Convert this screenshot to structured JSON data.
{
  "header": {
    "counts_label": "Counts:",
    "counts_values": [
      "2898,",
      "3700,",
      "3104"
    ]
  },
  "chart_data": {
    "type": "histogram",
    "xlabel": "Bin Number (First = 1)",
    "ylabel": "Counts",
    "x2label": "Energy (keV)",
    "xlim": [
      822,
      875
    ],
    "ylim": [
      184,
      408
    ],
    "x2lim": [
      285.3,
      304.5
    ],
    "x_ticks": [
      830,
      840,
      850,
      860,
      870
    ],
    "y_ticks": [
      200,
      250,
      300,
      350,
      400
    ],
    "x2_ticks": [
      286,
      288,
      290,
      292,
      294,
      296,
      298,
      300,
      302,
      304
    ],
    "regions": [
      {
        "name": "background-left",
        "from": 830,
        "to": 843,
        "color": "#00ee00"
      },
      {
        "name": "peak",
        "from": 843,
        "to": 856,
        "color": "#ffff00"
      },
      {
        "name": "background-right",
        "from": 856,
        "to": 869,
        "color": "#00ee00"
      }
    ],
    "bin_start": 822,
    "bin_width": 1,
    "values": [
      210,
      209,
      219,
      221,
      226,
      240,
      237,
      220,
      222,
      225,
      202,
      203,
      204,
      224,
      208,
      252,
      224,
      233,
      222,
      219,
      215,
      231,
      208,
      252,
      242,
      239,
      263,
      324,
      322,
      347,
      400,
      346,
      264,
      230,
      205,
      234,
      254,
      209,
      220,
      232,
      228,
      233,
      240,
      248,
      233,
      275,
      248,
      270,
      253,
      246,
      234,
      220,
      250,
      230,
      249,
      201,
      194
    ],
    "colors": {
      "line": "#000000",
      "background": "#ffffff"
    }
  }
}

────

▶ Written problem
Look above for every line with the word "background" and copy it.

▶ Response for this exercise
        "name": "background-left",
        "name": "background-right",
      "background": "#ffffff"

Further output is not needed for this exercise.